§ WHAT TO DO
Find each line containing the string "text". Copy it.

§ MATERIAL SUPPLIED

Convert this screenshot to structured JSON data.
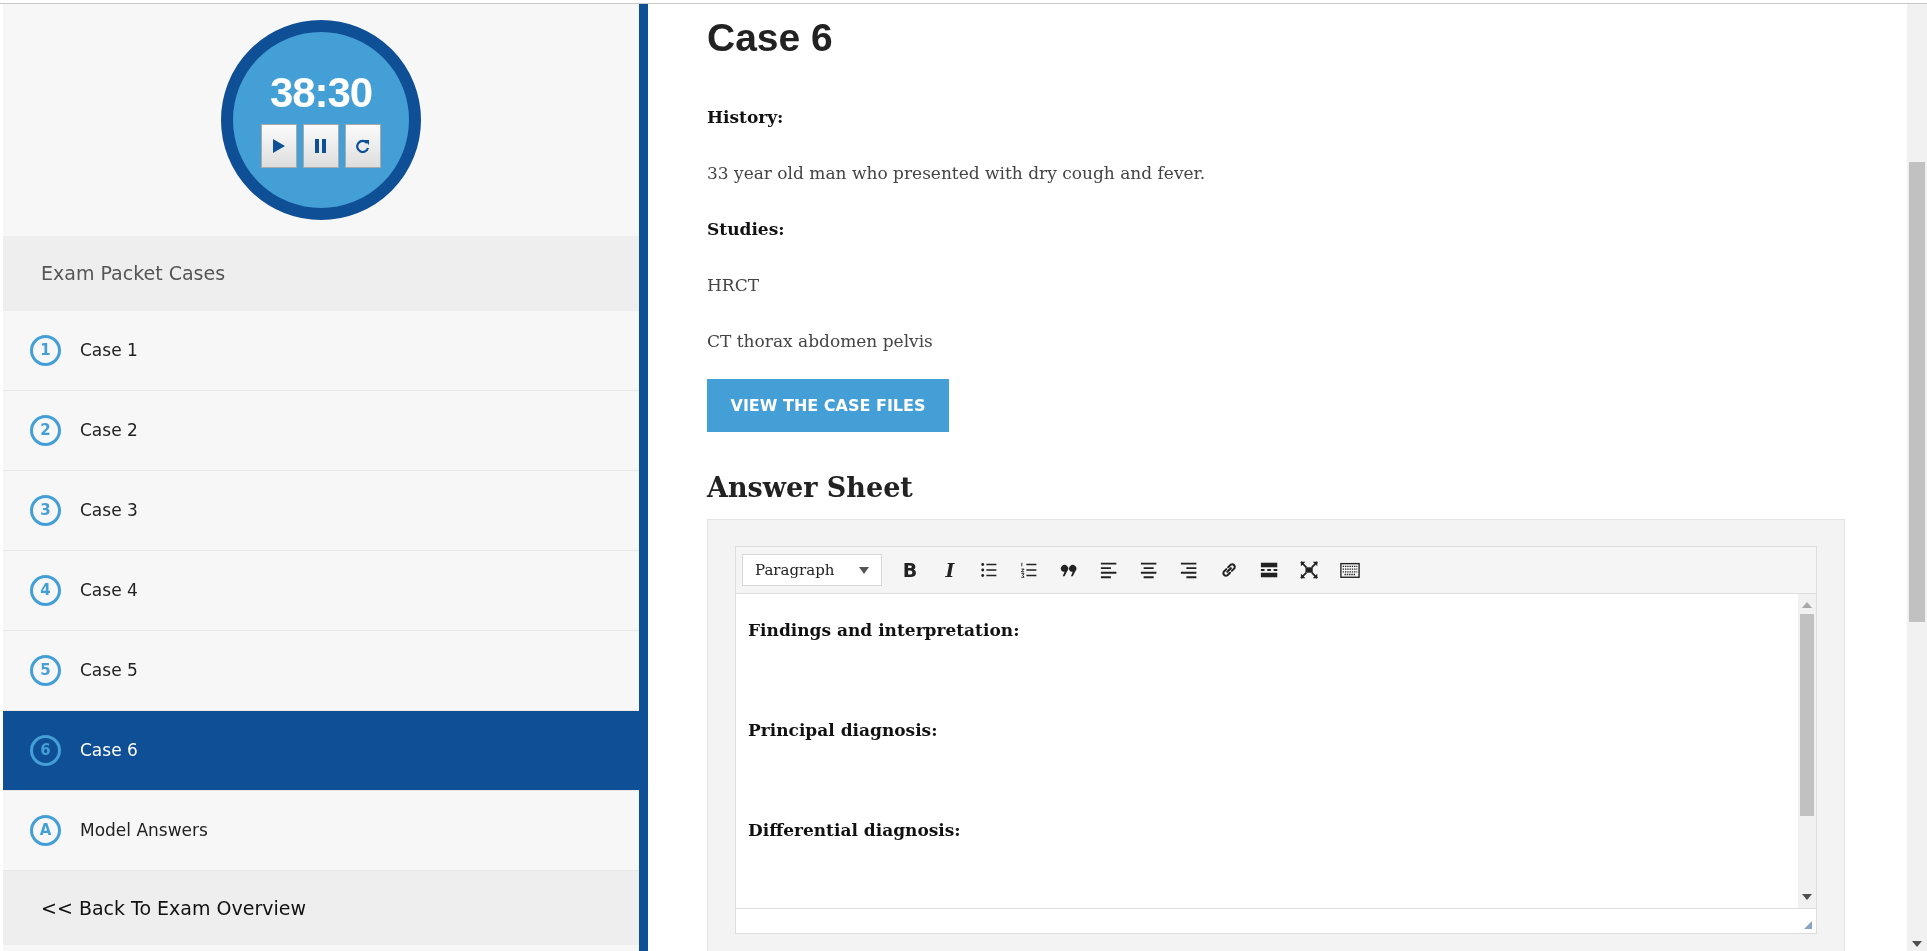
{
  "timer": {
    "time": "38:30",
    "controls": [
      {
        "kind": "play"
      },
      {
        "kind": "pause"
      },
      {
        "kind": "restart"
      }
    ]
  },
  "sidebar": {
    "heading": "Exam Packet Cases",
    "items": [
      {
        "badge": "1",
        "label": "Case 1",
        "selected": false
      },
      {
        "badge": "2",
        "label": "Case 2",
        "selected": false
      },
      {
        "badge": "3",
        "label": "Case 3",
        "selected": false
      },
      {
        "badge": "4",
        "label": "Case 4",
        "selected": false
      },
      {
        "badge": "5",
        "label": "Case 5",
        "selected": false
      },
      {
        "badge": "6",
        "label": "Case 6",
        "selected": true
      },
      {
        "badge": "A",
        "label": "Model Answers",
        "selected": false
      }
    ],
    "back_link": "<< Back To Exam Overview"
  },
  "main": {
    "title": "Case 6",
    "sections": [
      {
        "kind": "heading",
        "text": "History:"
      },
      {
        "kind": "paragraph",
        "text": "33 year old man who presented with dry cough and fever."
      },
      {
        "kind": "heading",
        "text": "Studies:"
      },
      {
        "kind": "paragraph",
        "text": "HRCT"
      },
      {
        "kind": "paragraph",
        "text": "CT thorax abdomen pelvis"
      }
    ],
    "button": "VIEW THE CASE FILES",
    "answer_sheet": {
      "title": "Answer Sheet",
      "format": "Paragraph",
      "toolbar": [
        {
          "kind": "bold",
          "label": "B"
        },
        {
          "kind": "italic",
          "label": "I"
        },
        {
          "kind": "bullet-list"
        },
        {
          "kind": "numbered-list"
        },
        {
          "kind": "quote"
        },
        {
          "kind": "align-left"
        },
        {
          "kind": "align-center"
        },
        {
          "kind": "align-right"
        },
        {
          "kind": "link"
        },
        {
          "kind": "read-more"
        },
        {
          "kind": "fullscreen"
        },
        {
          "kind": "keyboard"
        }
      ],
      "lines": [
        "Findings and interpretation:",
        "Principal diagnosis:",
        "Differential diagnosis:"
      ]
    }
  }
}
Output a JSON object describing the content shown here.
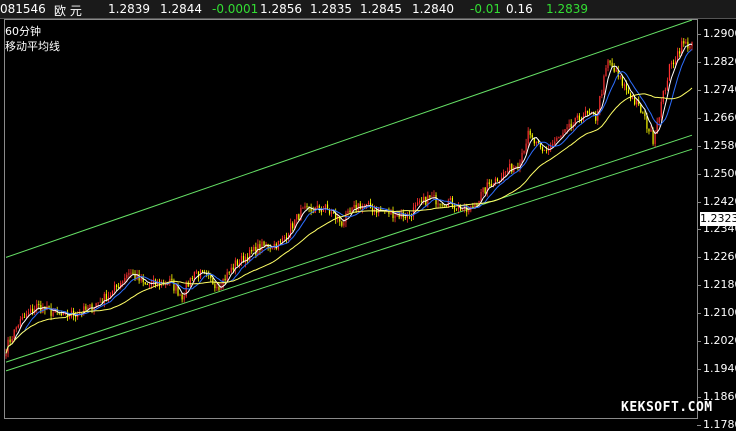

§ ANSWER BELOW
        "text": "History:"
        "text": "33 year old man who presented with dry cough and fever."
        "text": "Studies:"
        "text": "HRCT"
        "text": "CT thorax abdomen pelvis"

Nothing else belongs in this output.